Given instruction — Can you quote the lines below exactly, starting at the line with "What does this" and going through the last one?

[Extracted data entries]

begin

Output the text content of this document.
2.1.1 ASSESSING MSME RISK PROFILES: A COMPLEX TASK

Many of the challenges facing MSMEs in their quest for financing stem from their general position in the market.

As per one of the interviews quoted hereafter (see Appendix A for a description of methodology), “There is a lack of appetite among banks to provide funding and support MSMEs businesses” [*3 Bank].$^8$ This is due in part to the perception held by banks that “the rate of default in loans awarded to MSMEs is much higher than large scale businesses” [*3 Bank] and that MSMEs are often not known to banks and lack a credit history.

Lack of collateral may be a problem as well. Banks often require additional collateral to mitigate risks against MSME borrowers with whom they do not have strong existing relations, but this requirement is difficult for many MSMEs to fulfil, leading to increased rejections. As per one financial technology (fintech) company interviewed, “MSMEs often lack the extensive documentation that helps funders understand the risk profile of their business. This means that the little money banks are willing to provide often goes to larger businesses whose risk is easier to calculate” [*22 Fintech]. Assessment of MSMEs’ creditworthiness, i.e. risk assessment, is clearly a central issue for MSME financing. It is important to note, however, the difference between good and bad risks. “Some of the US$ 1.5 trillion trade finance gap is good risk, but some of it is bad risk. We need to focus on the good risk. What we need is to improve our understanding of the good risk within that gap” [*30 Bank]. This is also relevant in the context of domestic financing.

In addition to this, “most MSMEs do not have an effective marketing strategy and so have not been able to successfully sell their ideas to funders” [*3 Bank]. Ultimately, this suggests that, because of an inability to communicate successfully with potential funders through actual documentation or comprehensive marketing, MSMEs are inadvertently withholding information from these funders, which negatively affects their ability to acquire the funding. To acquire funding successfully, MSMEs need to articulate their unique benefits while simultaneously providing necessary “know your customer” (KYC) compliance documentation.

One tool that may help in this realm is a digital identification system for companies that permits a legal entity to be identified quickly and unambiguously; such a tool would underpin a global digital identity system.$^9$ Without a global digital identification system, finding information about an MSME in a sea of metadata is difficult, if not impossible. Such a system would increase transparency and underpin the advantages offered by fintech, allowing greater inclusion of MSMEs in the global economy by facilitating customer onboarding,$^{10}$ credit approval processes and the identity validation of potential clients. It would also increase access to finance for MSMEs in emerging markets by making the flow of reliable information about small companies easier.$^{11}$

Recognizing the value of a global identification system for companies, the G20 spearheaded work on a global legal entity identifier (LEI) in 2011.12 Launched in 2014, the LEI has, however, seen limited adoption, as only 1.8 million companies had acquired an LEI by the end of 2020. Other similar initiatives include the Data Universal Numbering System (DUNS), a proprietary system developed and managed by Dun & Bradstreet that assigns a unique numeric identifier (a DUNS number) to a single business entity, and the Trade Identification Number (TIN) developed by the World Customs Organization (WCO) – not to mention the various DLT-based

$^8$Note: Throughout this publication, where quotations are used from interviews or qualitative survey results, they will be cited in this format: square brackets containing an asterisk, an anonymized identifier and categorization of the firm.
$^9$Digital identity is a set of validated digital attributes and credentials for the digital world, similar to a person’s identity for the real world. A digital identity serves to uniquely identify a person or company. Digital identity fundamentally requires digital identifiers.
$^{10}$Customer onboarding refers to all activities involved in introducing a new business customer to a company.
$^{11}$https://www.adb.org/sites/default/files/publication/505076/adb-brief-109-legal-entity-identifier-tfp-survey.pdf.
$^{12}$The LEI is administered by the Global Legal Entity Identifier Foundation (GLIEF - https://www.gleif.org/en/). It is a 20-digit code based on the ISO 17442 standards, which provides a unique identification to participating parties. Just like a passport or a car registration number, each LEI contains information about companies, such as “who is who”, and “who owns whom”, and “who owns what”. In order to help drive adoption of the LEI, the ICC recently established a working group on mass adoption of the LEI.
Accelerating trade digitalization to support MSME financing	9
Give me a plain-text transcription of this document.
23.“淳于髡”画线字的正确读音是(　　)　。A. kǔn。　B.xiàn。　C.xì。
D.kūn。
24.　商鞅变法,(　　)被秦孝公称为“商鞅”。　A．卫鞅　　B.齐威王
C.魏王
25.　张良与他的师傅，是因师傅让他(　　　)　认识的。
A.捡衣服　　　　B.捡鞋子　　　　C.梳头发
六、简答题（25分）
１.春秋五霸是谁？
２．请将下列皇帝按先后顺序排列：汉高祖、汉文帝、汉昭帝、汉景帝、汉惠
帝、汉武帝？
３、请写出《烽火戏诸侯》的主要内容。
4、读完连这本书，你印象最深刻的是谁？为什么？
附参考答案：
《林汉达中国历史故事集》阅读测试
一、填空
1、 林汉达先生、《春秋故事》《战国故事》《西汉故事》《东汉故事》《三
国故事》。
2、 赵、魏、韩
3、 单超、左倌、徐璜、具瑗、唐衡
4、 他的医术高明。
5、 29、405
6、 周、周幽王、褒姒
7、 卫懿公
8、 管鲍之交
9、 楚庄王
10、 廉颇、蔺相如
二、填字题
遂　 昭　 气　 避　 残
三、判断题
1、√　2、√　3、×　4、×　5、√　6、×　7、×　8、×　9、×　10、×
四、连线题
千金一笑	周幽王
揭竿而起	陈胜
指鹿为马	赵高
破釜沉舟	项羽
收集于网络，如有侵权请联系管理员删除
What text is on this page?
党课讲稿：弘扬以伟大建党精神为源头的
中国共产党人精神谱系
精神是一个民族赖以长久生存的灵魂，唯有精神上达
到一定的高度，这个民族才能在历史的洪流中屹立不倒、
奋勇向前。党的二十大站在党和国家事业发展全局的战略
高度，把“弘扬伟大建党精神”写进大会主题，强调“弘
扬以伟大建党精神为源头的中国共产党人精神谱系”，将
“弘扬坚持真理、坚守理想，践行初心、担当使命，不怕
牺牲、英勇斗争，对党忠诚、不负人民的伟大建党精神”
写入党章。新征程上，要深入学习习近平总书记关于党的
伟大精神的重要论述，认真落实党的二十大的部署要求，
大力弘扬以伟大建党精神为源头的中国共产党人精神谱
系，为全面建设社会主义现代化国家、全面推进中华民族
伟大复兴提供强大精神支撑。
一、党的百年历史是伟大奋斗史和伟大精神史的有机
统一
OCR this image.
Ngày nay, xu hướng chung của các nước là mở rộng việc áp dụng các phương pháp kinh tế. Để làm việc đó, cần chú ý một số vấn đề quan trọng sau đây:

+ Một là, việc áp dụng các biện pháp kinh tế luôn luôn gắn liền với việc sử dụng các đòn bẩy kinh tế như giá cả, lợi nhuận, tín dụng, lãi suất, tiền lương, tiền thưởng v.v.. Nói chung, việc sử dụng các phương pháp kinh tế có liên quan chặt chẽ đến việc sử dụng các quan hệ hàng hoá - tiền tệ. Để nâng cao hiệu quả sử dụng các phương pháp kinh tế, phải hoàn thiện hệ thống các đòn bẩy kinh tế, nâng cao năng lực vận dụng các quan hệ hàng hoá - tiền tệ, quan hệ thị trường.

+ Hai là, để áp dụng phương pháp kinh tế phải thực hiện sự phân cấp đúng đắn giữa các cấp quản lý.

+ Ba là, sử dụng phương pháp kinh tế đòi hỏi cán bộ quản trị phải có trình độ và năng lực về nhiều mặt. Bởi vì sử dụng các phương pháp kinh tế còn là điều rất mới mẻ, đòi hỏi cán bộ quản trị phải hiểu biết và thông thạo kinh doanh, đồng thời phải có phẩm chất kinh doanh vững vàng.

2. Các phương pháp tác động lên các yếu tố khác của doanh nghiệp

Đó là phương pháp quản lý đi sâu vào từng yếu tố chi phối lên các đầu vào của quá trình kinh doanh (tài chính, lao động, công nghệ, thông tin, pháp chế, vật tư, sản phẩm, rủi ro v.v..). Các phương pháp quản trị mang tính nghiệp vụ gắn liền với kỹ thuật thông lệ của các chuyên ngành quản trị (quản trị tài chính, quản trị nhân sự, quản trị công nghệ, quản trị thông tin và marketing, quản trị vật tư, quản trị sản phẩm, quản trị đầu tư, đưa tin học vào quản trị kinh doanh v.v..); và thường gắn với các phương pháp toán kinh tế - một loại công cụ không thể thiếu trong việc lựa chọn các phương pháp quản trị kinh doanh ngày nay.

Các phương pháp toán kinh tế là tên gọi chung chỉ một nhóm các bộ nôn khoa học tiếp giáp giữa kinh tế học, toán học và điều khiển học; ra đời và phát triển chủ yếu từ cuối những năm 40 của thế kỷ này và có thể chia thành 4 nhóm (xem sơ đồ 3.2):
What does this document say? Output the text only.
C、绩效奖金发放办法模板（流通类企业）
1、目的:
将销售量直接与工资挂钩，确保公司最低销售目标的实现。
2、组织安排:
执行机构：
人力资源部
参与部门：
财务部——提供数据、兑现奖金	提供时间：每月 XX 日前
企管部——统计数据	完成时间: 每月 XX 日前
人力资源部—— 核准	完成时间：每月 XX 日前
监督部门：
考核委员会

end

Output for this task —
What does this document say? Output the text only.
C、绩效奖金发放办法模板（流通类企业）
1、目的:
将销售量直接与工资挂钩，确保公司最低销售目标的实现。
2、组织安排:
执行机构：
人力资源部
参与部门：
财务部——提供数据、兑现奖金	提供时间：每月 XX 日前
企管部——统计数据	完成时间: 每月 XX 日前
人力资源部—— 核准	完成时间：每月 XX 日前
监督部门：
考核委员会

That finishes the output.